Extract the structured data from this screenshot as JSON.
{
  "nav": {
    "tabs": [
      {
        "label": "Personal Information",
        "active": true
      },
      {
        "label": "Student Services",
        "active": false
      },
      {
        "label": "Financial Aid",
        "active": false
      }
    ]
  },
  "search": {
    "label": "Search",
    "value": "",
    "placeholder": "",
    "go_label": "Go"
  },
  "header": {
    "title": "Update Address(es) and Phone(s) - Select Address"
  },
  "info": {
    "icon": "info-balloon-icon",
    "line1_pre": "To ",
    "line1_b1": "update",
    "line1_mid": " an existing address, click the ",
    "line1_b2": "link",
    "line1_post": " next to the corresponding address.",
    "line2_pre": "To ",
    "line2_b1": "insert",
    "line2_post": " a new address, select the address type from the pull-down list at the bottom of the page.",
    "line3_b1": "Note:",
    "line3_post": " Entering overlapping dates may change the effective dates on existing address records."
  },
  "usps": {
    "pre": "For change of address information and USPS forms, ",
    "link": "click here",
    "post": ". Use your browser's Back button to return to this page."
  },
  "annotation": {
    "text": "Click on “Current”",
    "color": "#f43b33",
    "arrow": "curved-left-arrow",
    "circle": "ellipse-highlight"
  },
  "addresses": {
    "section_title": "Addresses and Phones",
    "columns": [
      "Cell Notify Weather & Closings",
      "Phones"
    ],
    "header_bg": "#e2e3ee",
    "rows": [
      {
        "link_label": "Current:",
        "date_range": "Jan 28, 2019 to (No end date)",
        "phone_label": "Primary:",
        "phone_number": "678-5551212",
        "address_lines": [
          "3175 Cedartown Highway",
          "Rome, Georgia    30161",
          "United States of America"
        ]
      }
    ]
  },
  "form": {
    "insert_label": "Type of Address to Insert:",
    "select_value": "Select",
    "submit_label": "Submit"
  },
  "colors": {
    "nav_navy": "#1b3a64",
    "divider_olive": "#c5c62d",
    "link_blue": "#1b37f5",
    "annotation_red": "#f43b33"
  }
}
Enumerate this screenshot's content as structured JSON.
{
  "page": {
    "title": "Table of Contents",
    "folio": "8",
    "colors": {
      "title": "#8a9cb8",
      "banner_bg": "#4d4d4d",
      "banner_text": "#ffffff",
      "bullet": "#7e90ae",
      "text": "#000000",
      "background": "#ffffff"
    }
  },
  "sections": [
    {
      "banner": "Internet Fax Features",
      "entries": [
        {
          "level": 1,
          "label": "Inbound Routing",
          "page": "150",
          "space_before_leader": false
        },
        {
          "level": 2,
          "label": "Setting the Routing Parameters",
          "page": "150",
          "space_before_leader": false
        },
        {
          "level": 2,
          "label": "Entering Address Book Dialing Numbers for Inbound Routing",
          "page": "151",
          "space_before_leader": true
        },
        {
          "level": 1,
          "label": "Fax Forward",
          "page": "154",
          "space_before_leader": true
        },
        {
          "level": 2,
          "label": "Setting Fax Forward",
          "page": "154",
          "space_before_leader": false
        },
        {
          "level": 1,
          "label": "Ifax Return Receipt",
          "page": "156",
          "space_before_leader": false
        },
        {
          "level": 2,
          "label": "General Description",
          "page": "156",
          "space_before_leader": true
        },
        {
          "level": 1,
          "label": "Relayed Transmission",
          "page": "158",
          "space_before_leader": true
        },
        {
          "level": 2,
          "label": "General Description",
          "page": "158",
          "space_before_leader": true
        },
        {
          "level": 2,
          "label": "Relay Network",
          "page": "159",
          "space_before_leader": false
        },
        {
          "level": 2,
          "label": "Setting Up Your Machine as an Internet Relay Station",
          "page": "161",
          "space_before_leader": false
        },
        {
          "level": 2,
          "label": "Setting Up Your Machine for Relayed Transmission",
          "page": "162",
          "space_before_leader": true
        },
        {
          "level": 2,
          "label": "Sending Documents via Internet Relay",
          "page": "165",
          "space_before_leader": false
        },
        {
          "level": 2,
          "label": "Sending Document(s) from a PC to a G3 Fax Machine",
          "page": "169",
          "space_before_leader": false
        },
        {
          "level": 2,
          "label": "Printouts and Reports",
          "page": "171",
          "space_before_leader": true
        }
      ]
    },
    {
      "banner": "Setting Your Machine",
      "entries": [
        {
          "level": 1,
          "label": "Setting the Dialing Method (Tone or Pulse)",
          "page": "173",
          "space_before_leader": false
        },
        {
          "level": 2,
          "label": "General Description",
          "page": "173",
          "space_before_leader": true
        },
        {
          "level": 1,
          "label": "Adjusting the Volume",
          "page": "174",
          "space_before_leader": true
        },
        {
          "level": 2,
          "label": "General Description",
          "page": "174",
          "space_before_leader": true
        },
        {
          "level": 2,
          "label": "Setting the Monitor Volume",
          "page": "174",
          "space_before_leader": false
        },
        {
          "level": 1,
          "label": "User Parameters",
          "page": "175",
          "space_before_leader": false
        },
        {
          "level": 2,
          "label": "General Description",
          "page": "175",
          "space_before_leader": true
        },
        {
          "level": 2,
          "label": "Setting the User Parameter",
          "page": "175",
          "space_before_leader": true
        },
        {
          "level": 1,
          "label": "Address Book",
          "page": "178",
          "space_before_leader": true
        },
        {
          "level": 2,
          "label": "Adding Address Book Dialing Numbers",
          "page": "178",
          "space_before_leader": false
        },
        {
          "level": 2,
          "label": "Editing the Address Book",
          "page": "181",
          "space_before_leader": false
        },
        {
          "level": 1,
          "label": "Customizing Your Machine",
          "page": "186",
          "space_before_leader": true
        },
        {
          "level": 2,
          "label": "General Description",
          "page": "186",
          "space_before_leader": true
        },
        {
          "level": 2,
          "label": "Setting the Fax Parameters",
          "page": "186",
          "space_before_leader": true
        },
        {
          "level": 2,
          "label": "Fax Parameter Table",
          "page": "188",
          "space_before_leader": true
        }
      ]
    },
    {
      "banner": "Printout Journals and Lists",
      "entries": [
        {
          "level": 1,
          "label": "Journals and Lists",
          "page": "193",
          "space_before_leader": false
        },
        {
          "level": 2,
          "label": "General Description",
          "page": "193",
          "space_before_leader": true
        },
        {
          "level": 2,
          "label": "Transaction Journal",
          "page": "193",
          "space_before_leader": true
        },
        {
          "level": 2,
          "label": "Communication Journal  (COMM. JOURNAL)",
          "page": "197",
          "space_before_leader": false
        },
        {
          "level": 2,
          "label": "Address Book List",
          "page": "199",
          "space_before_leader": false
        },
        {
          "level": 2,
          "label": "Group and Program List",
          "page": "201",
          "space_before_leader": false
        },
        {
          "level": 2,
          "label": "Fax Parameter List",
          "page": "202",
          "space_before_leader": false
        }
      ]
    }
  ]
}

▸ Problem description:
Report all lines of the data above that include the string "User".

▸ Exercise solution:
          "label": "User Parameters",
          "label": "Setting the User Parameter",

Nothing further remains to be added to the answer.